#### [Job]
Find and copy every line in the records that includes the string "data".

Begin Extracted entries

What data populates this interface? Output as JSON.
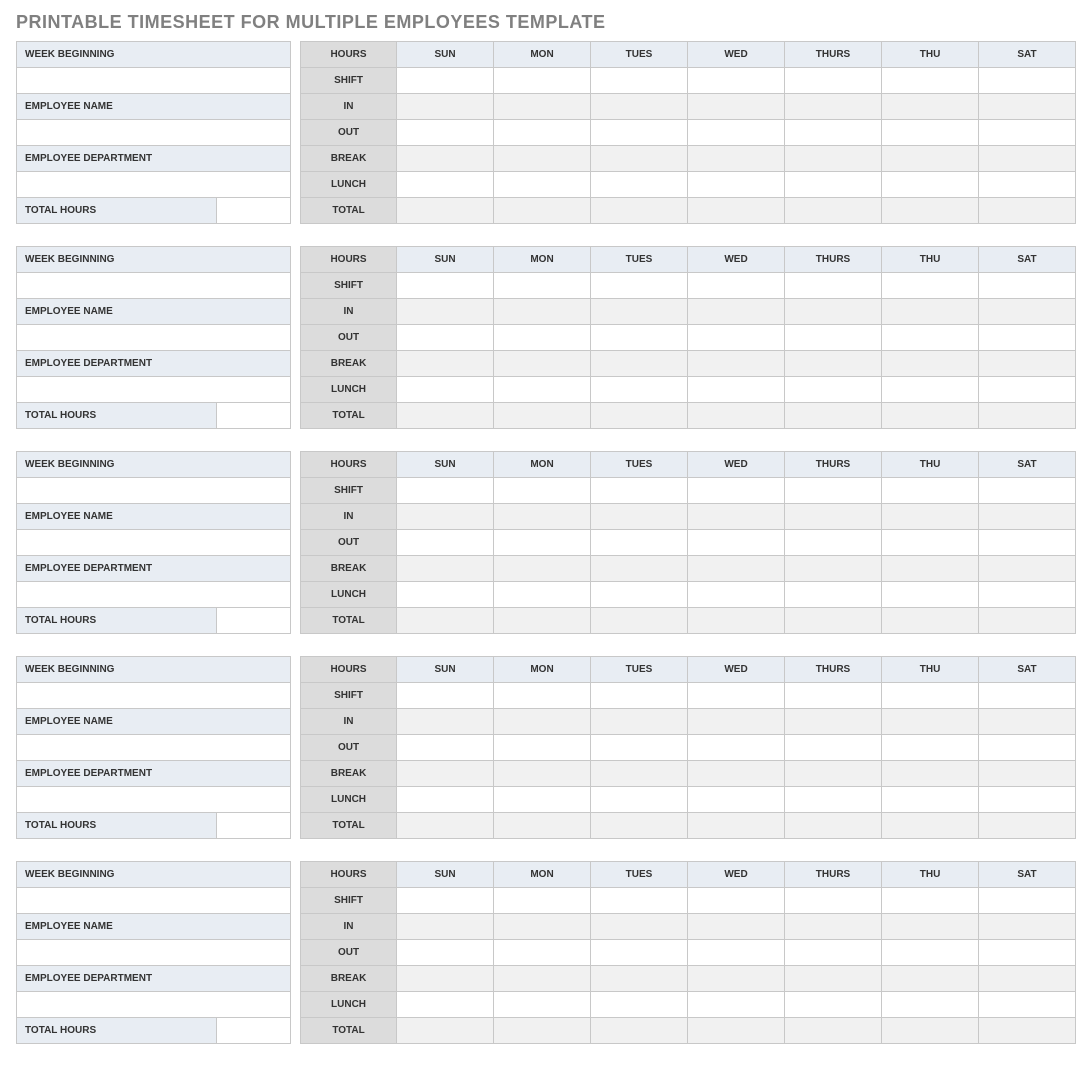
{
  "title": "PRINTABLE TIMESHEET FOR MULTIPLE EMPLOYEES TEMPLATE",
  "labels": {
    "week_beginning": "WEEK BEGINNING",
    "employee_name": "EMPLOYEE NAME",
    "employee_department": "EMPLOYEE DEPARTMENT",
    "total_hours": "TOTAL HOURS",
    "hours": "HOURS",
    "shift": "SHIFT",
    "in": "IN",
    "out": "OUT",
    "break": "BREAK",
    "lunch": "LUNCH",
    "total": "TOTAL"
  },
  "days": [
    "SUN",
    "MON",
    "TUES",
    "WED",
    "THURS",
    "THU",
    "SAT"
  ],
  "block_count": 5
}
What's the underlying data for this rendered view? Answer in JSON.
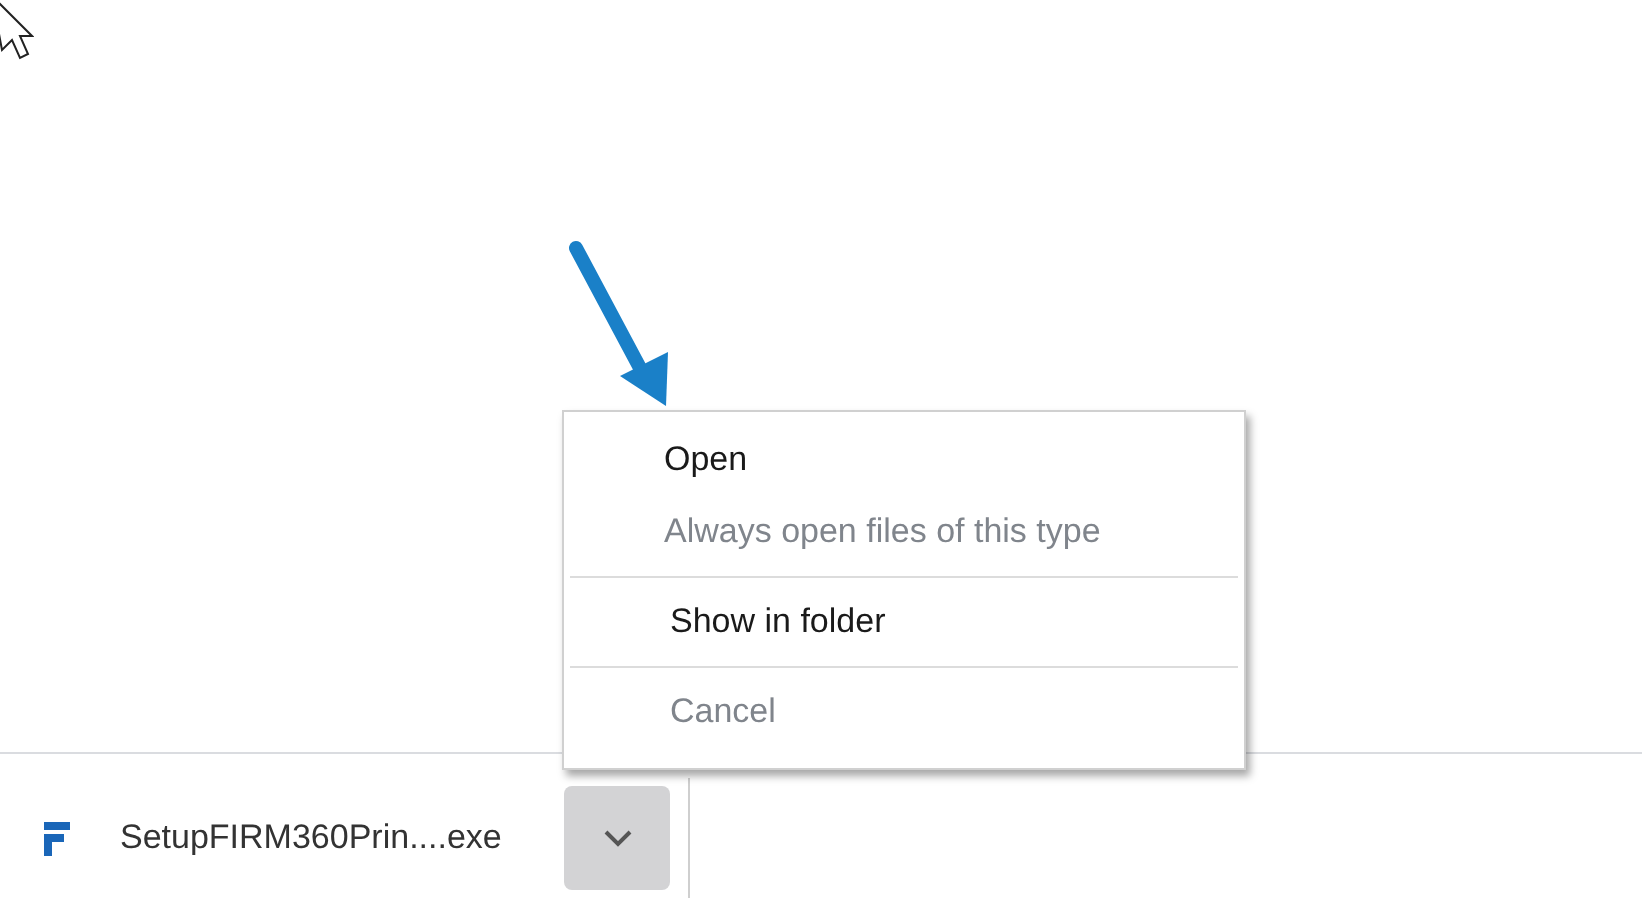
{
  "context_menu": {
    "groups": [
      [
        {
          "label": "Open",
          "disabled": false
        },
        {
          "label": "Always open files of this type",
          "disabled": true
        }
      ],
      [
        {
          "label": "Show in folder",
          "disabled": false
        }
      ],
      [
        {
          "label": "Cancel",
          "disabled": true
        }
      ]
    ]
  },
  "download_shelf": {
    "file_name": "SetupFIRM360Prin....exe"
  }
}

End Extracted entries

#### [Answer to the task]
What data populates this interface? Output as JSON.
What's the underlying data for this rendered view? Answer in JSON.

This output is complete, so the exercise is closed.